# Start of DATASET CONTENT

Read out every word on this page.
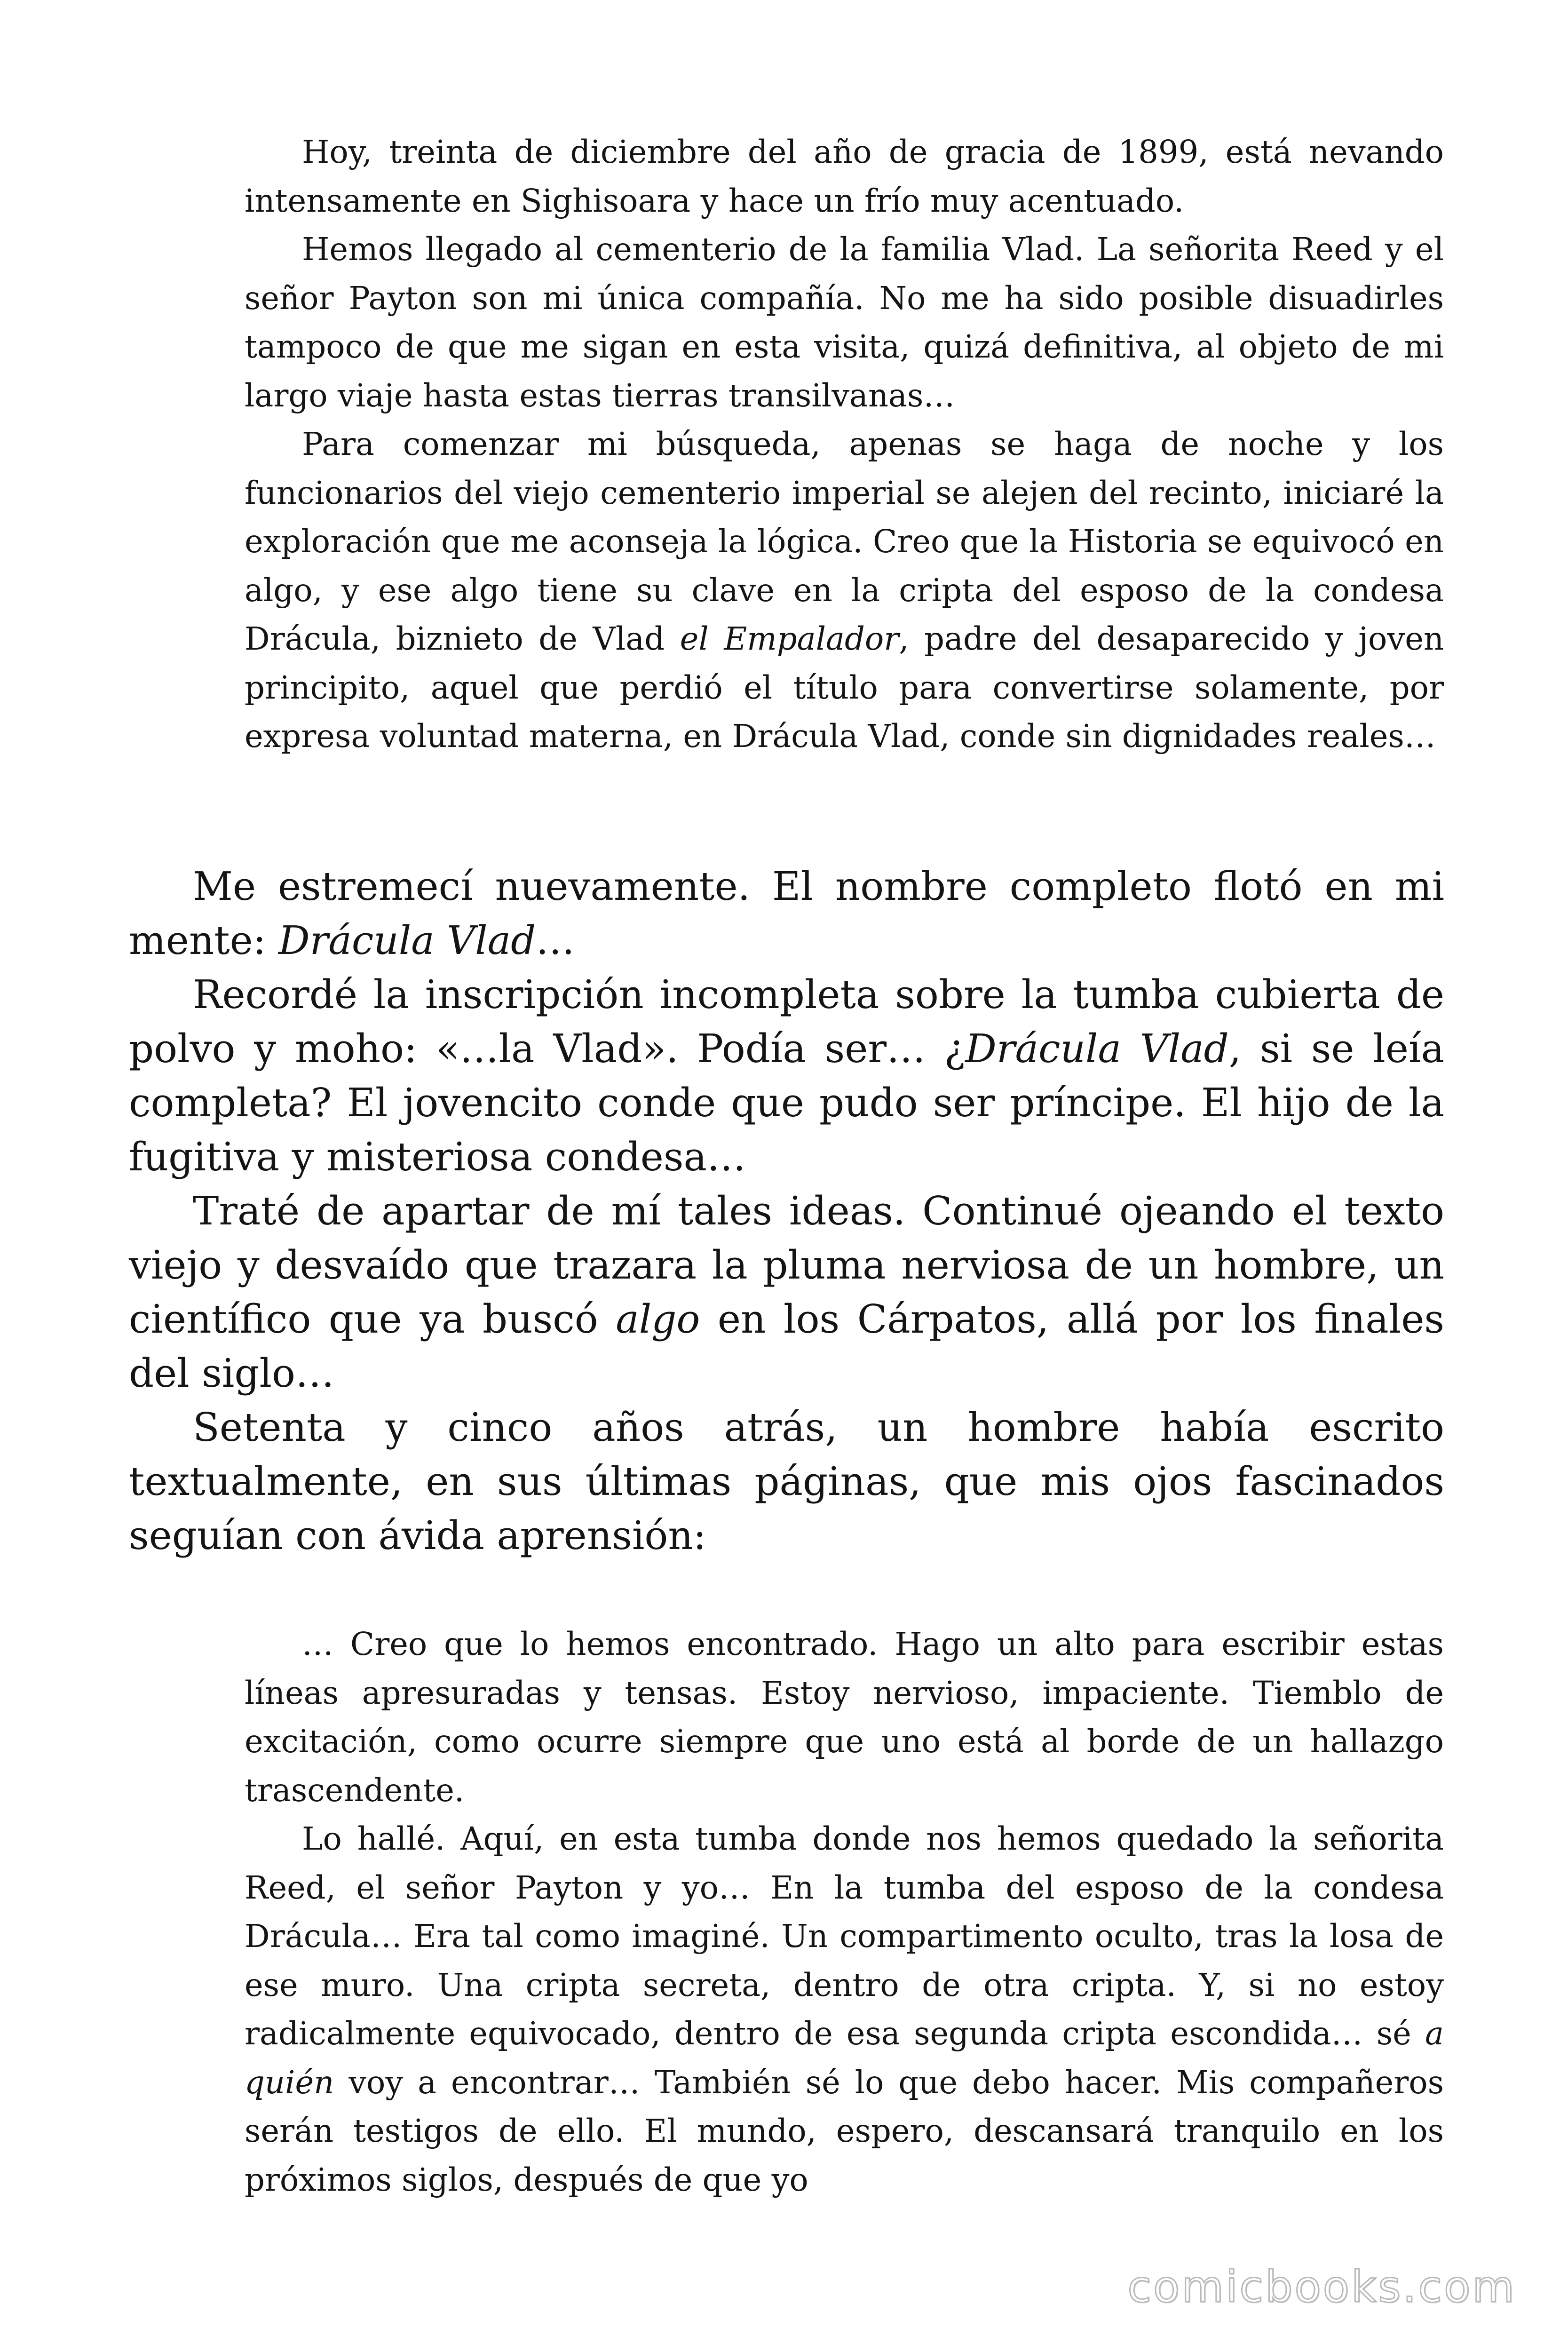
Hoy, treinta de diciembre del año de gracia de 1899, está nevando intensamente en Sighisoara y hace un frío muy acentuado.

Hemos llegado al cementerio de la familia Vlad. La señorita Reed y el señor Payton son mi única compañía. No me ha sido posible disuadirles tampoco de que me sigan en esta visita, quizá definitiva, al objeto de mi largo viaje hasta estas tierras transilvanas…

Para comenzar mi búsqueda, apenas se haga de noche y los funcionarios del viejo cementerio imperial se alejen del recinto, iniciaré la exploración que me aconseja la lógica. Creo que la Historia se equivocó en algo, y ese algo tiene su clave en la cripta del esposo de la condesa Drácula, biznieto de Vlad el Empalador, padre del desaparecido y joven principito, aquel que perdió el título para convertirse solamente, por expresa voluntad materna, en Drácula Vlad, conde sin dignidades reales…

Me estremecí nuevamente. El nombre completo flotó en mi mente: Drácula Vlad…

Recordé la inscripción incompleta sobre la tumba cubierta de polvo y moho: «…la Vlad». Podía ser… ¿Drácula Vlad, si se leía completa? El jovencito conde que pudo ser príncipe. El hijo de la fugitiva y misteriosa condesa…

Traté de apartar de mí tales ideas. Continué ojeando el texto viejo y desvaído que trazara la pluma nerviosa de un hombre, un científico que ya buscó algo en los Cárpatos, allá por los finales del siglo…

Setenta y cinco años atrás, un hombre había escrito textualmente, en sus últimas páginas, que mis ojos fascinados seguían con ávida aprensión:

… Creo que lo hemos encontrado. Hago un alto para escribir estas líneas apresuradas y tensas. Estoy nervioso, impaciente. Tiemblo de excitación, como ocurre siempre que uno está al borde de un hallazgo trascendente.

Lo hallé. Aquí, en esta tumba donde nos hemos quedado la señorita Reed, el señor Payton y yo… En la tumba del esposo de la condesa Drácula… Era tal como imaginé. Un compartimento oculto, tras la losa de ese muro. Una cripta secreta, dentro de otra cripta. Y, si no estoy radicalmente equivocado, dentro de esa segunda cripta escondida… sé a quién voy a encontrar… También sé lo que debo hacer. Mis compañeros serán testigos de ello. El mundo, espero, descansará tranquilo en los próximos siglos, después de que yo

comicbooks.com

# End of DATASET CONTENT

**WHAT IS EXPECTED:**
Filter the records above for "como" and copy every matching line.

**FULL OUTPUT:**
… Creo que lo hemos encontrado. Hago un alto para escribir estas líneas apresuradas y tensas. Estoy nervioso, impaciente. Tiemblo de excitación, como ocurre siempre que uno está al borde de un hallazgo trascendente.
Lo hallé. Aquí, en esta tumba donde nos hemos quedado la señorita Reed, el señor Payton y yo… En la tumba del esposo de la condesa Drácula… Era tal como imaginé. Un compartimento oculto, tras la losa de ese muro. Una cripta secreta, dentro de otra cripta. Y, si no estoy radicalmente equivocado, dentro de esa segunda cripta escondida… sé a quién voy a encontrar… También sé lo que debo hacer. Mis compañeros serán testigos de ello. El mundo, espero, descansará tranquilo en los próximos siglos, después de que yo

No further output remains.